WORK REQUIRED: Give every line back verbatim, dropping all images.

[Data listing]

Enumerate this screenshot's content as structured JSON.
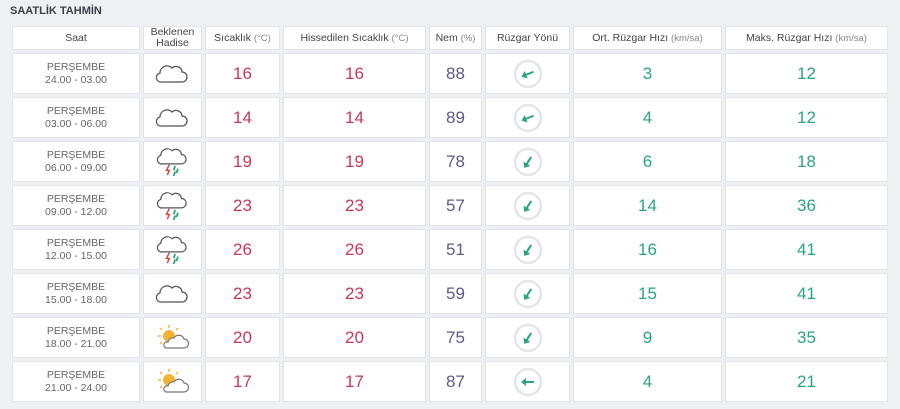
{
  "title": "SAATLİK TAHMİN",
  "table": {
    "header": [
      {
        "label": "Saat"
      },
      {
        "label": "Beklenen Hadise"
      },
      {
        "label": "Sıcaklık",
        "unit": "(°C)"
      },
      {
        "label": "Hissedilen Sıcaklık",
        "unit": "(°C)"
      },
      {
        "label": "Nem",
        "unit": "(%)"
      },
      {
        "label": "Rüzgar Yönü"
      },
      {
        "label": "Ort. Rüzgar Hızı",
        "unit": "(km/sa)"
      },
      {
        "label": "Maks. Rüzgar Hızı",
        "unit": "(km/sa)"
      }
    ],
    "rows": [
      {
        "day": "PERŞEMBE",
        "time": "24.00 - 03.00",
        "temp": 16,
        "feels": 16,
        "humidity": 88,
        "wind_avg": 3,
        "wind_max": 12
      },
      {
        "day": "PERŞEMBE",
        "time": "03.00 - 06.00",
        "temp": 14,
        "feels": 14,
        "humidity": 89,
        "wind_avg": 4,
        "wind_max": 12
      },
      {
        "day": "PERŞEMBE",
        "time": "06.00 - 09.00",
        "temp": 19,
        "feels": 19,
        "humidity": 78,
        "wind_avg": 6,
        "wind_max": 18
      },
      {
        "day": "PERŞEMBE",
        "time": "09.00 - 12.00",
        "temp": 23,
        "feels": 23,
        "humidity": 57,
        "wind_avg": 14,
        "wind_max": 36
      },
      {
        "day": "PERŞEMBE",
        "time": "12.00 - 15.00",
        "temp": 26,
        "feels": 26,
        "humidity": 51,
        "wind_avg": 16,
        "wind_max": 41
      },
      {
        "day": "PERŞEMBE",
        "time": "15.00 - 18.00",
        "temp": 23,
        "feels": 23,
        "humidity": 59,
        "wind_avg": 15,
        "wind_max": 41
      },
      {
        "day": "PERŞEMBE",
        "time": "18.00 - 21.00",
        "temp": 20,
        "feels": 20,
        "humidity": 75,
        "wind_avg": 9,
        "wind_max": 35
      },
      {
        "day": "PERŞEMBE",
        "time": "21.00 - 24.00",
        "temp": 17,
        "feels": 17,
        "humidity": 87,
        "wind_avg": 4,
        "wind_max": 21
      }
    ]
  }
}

RESPONSE BELOW:
Enumerate this screenshot's content as structured JSON.
{
  "title": "SAATLİK TAHMİN",
  "table": {
    "header": [
      {
        "label": "Saat"
      },
      {
        "label": "Beklenen Hadise"
      },
      {
        "label": "Sıcaklık",
        "unit": "(°C)"
      },
      {
        "label": "Hissedilen Sıcaklık",
        "unit": "(°C)"
      },
      {
        "label": "Nem",
        "unit": "(%)"
      },
      {
        "label": "Rüzgar Yönü"
      },
      {
        "label": "Ort. Rüzgar Hızı",
        "unit": "(km/sa)"
      },
      {
        "label": "Maks. Rüzgar Hızı",
        "unit": "(km/sa)"
      }
    ],
    "rows": [
      {
        "day": "PERŞEMBE",
        "time": "24.00 - 03.00",
        "temp": 16,
        "feels": 16,
        "humidity": 88,
        "wind_avg": 3,
        "wind_max": 12
      },
      {
        "day": "PERŞEMBE",
        "time": "03.00 - 06.00",
        "temp": 14,
        "feels": 14,
        "humidity": 89,
        "wind_avg": 4,
        "wind_max": 12
      },
      {
        "day": "PERŞEMBE",
        "time": "06.00 - 09.00",
        "temp": 19,
        "feels": 19,
        "humidity": 78,
        "wind_avg": 6,
        "wind_max": 18
      },
      {
        "day": "PERŞEMBE",
        "time": "09.00 - 12.00",
        "temp": 23,
        "feels": 23,
        "humidity": 57,
        "wind_avg": 14,
        "wind_max": 36
      },
      {
        "day": "PERŞEMBE",
        "time": "12.00 - 15.00",
        "temp": 26,
        "feels": 26,
        "humidity": 51,
        "wind_avg": 16,
        "wind_max": 41
      },
      {
        "day": "PERŞEMBE",
        "time": "15.00 - 18.00",
        "temp": 23,
        "feels": 23,
        "humidity": 59,
        "wind_avg": 15,
        "wind_max": 41
      },
      {
        "day": "PERŞEMBE",
        "time": "18.00 - 21.00",
        "temp": 20,
        "feels": 20,
        "humidity": 75,
        "wind_avg": 9,
        "wind_max": 35
      },
      {
        "day": "PERŞEMBE",
        "time": "21.00 - 24.00",
        "temp": 17,
        "feels": 17,
        "humidity": 87,
        "wind_avg": 4,
        "wind_max": 21
      }
    ]
  }
}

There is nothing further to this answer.